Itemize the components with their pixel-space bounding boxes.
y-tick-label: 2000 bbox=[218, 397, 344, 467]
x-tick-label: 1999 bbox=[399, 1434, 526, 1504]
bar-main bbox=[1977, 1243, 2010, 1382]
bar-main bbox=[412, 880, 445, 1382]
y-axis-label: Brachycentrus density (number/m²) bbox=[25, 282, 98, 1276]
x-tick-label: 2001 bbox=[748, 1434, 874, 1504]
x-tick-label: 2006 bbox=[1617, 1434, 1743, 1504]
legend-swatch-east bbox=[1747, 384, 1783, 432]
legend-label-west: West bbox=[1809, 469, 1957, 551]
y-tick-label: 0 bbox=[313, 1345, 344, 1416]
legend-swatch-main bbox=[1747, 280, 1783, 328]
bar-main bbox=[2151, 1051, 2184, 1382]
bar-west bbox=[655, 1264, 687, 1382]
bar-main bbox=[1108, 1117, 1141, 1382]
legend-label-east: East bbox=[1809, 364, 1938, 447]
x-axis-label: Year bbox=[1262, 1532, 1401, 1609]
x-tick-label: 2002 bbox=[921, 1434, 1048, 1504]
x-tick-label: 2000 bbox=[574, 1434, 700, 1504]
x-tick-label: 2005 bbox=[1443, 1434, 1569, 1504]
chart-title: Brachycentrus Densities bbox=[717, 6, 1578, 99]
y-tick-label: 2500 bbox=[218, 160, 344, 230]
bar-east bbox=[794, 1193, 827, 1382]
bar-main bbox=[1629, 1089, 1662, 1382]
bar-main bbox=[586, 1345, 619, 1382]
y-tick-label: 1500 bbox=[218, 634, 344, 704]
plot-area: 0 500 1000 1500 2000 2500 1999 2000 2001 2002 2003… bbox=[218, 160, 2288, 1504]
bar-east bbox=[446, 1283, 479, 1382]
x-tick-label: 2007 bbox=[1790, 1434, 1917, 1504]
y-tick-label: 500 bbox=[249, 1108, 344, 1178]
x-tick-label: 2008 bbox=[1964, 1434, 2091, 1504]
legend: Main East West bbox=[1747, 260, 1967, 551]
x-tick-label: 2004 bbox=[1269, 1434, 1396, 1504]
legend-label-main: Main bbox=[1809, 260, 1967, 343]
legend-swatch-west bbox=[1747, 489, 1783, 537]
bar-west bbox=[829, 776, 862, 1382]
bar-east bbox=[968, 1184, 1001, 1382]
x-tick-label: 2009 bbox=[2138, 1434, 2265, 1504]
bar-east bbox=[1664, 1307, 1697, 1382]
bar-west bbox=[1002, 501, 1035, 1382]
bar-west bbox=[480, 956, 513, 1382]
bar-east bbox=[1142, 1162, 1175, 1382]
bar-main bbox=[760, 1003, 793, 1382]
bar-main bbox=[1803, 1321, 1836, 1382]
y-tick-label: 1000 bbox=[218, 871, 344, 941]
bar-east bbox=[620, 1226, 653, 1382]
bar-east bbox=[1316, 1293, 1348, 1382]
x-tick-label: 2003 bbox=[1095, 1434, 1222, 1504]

━━━━━━━━

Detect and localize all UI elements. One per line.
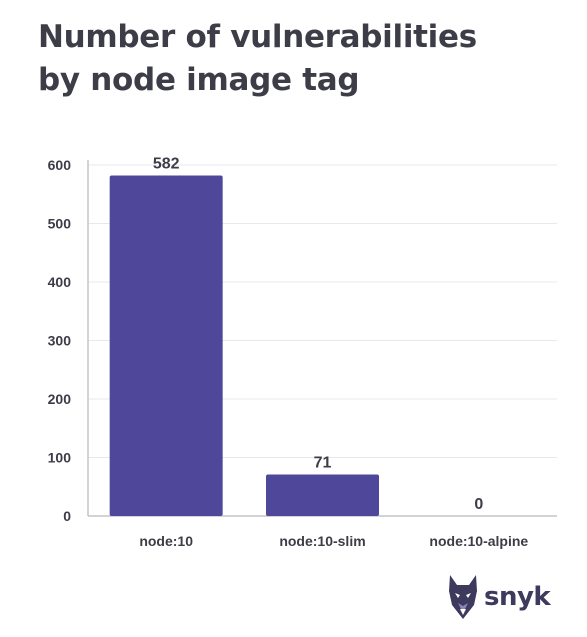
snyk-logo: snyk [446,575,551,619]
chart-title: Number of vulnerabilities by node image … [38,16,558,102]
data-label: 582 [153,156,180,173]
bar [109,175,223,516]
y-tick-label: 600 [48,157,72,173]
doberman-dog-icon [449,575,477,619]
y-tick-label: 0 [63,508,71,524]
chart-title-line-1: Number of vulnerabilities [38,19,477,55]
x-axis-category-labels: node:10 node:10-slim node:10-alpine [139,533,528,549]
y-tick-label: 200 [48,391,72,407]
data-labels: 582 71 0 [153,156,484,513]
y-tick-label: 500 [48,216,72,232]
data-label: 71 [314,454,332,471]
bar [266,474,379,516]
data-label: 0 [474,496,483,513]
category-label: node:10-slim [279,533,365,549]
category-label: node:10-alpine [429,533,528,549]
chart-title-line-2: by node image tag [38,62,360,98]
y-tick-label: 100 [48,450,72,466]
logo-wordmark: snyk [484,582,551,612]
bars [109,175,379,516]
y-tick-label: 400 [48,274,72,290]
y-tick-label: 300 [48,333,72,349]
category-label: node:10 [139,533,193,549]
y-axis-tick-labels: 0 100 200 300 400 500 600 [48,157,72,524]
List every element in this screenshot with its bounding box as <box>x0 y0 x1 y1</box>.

━━━━━━━━

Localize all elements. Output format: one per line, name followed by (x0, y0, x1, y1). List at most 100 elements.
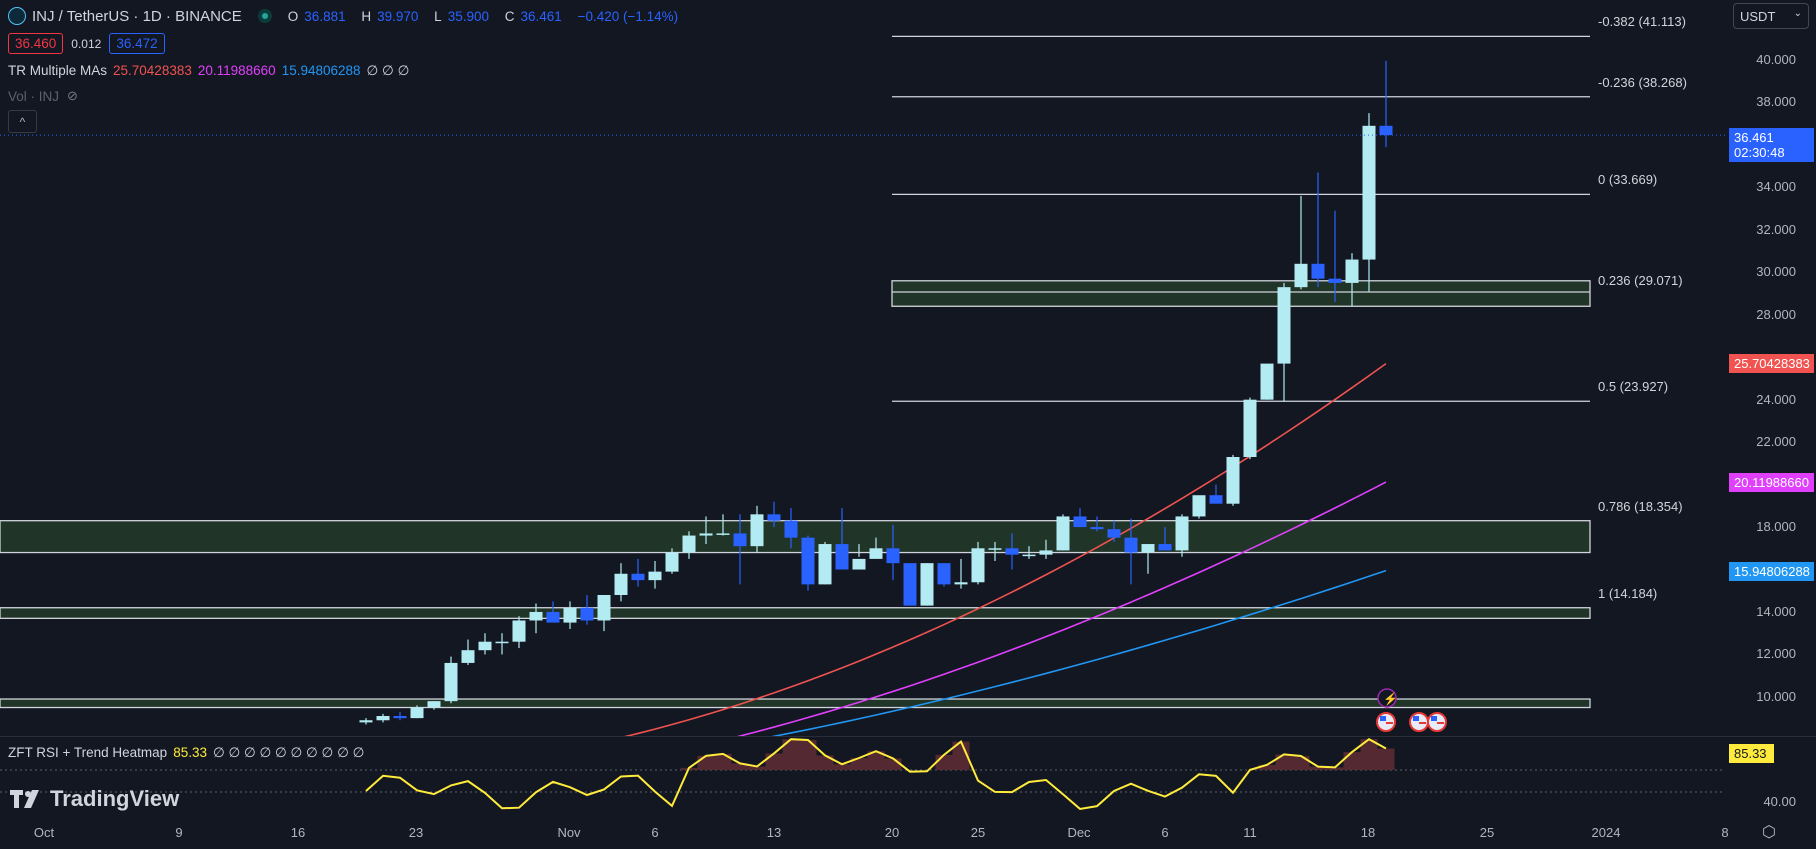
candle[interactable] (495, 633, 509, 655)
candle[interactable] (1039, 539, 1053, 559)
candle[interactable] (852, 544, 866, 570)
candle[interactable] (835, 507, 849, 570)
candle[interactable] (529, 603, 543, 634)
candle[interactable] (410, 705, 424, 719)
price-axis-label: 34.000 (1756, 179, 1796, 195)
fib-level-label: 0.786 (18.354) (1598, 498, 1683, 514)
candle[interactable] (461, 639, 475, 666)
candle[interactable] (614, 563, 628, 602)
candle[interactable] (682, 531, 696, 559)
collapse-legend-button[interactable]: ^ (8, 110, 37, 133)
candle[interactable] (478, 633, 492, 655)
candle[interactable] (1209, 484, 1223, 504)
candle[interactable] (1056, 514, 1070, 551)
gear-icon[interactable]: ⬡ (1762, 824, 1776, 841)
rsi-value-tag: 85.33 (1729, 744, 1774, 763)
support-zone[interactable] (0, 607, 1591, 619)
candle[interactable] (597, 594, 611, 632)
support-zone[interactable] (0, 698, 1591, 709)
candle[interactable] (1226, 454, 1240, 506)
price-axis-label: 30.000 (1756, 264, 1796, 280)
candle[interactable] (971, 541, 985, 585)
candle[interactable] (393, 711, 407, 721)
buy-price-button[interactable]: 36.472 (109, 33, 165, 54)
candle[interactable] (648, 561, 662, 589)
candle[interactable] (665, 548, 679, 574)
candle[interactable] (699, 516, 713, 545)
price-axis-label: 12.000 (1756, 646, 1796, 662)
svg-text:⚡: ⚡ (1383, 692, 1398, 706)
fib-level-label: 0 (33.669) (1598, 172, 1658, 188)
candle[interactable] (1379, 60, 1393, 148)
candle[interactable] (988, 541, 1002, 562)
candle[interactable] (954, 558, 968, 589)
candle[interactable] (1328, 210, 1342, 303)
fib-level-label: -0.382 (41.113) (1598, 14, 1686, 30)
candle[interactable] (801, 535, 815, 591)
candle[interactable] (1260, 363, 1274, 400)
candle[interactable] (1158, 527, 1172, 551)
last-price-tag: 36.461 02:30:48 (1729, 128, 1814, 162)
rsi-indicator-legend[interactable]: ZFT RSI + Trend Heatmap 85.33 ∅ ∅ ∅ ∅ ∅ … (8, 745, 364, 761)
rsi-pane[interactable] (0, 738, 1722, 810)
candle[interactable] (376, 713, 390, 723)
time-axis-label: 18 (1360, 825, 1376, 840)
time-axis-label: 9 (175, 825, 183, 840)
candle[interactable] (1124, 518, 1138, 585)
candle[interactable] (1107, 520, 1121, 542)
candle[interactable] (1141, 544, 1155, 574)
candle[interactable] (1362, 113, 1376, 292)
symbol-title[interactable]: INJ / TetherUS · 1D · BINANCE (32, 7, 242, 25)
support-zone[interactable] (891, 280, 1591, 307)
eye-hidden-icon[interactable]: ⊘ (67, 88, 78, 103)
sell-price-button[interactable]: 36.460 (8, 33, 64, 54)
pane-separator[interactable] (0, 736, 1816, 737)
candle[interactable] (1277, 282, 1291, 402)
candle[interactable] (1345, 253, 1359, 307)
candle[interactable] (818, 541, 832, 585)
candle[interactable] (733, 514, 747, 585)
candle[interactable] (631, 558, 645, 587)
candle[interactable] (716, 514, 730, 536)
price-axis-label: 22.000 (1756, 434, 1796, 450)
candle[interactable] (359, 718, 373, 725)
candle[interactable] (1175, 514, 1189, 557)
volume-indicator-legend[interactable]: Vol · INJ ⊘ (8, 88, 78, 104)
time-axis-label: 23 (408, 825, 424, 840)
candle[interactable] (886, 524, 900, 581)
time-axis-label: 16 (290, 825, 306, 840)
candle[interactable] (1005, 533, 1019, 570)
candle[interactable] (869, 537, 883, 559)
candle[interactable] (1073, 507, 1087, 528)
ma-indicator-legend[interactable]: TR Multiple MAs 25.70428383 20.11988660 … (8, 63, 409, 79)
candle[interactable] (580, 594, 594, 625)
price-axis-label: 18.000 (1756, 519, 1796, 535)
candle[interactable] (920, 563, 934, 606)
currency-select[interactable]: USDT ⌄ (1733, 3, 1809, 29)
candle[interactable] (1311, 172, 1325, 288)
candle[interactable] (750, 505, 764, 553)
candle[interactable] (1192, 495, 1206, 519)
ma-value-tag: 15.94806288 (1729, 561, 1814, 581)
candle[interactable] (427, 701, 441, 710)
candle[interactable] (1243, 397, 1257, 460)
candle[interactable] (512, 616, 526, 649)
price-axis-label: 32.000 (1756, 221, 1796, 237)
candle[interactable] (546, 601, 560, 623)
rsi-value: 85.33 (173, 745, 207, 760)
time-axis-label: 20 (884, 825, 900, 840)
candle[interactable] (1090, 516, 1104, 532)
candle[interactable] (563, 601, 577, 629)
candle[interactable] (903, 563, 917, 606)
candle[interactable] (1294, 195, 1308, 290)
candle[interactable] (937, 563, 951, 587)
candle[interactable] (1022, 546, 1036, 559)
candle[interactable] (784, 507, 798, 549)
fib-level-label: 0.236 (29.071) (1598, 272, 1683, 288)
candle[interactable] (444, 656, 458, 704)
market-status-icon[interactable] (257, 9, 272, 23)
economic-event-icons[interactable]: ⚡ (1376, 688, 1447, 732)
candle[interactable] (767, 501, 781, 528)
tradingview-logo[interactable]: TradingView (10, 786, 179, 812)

━━━━━━━━

> [WHAT YOU ARE ASKED TO DO]
In the part that opens with the line containing "snyk-logo: snyk [446,575,551,619]" and closes with the line containing "category-label: node:10-slim [279,533,365,549]", replace "y-tick-label" with "y-axis-tick", and give only those lines with everything else unchanged.

> [EXPECTED ANSWER]
snyk-logo: snyk [446,575,551,619]
chart-title: Number of vulnerabilities by node image … [38,16,558,102]
data-label: 582 [153,156,180,173]
bar [109,175,223,516]
y-axis-tick: 600 [48,157,72,173]
doberman-dog-icon [449,575,477,619]
y-axis-tick: 0 [63,508,71,524]
chart-title-line-1: Number of vulnerabilities [38,19,477,55]
x-axis-category-labels: node:10 node:10-slim node:10-alpine [139,533,528,549]
y-axis-tick: 200 [48,391,72,407]
data-labels: 582 71 0 [153,156,484,513]
y-axis-tick: 500 [48,216,72,232]
data-label: 71 [314,454,332,471]
bar [266,474,379,516]
data-label: 0 [474,496,483,513]
category-label: node:10-slim [279,533,365,549]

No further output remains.